Extracted data:
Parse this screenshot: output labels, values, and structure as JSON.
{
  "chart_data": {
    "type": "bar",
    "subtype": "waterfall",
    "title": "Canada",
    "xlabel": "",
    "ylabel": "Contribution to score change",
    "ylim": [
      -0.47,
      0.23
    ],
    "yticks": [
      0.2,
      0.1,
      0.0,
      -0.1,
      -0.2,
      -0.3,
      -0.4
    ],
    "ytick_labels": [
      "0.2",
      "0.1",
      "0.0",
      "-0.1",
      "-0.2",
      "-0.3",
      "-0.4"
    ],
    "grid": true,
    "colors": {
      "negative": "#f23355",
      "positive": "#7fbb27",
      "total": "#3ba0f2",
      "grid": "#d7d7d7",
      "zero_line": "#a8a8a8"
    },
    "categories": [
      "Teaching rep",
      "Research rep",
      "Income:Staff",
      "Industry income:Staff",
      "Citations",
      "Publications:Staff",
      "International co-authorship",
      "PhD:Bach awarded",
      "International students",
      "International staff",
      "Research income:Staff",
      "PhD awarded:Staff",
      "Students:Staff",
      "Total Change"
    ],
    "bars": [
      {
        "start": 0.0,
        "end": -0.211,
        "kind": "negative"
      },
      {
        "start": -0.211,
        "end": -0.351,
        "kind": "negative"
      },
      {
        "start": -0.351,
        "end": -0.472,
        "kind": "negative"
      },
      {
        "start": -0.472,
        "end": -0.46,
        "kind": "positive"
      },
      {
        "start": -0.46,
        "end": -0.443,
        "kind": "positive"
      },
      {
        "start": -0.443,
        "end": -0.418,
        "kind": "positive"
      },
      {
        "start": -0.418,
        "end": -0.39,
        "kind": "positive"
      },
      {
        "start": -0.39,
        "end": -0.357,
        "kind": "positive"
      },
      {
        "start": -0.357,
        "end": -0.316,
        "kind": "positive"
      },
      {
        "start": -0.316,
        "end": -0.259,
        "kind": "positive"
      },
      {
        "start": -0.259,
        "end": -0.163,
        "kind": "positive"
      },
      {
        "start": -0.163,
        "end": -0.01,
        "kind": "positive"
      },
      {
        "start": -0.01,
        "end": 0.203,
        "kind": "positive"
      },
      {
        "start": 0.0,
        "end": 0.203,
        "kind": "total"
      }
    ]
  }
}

Task requirements: Using the data above, return each line exactly as written.

Task answer:
Parse this screenshot: output labels, values, and structure as JSON.
{
  "chart_data": {
    "type": "bar",
    "subtype": "waterfall",
    "title": "Canada",
    "xlabel": "",
    "ylabel": "Contribution to score change",
    "ylim": [
      -0.47,
      0.23
    ],
    "yticks": [
      0.2,
      0.1,
      0.0,
      -0.1,
      -0.2,
      -0.3,
      -0.4
    ],
    "ytick_labels": [
      "0.2",
      "0.1",
      "0.0",
      "-0.1",
      "-0.2",
      "-0.3",
      "-0.4"
    ],
    "grid": true,
    "colors": {
      "negative": "#f23355",
      "positive": "#7fbb27",
      "total": "#3ba0f2",
      "grid": "#d7d7d7",
      "zero_line": "#a8a8a8"
    },
    "categories": [
      "Teaching rep",
      "Research rep",
      "Income:Staff",
      "Industry income:Staff",
      "Citations",
      "Publications:Staff",
      "International co-authorship",
      "PhD:Bach awarded",
      "International students",
      "International staff",
      "Research income:Staff",
      "PhD awarded:Staff",
      "Students:Staff",
      "Total Change"
    ],
    "bars": [
      {
        "start": 0.0,
        "end": -0.211,
        "kind": "negative"
      },
      {
        "start": -0.211,
        "end": -0.351,
        "kind": "negative"
      },
      {
        "start": -0.351,
        "end": -0.472,
        "kind": "negative"
      },
      {
        "start": -0.472,
        "end": -0.46,
        "kind": "positive"
      },
      {
        "start": -0.46,
        "end": -0.443,
        "kind": "positive"
      },
      {
        "start": -0.443,
        "end": -0.418,
        "kind": "positive"
      },
      {
        "start": -0.418,
        "end": -0.39,
        "kind": "positive"
      },
      {
        "start": -0.39,
        "end": -0.357,
        "kind": "positive"
      },
      {
        "start": -0.357,
        "end": -0.316,
        "kind": "positive"
      },
      {
        "start": -0.316,
        "end": -0.259,
        "kind": "positive"
      },
      {
        "start": -0.259,
        "end": -0.163,
        "kind": "positive"
      },
      {
        "start": -0.163,
        "end": -0.01,
        "kind": "positive"
      },
      {
        "start": -0.01,
        "end": 0.203,
        "kind": "positive"
      },
      {
        "start": 0.0,
        "end": 0.203,
        "kind": "total"
      }
    ]
  }
}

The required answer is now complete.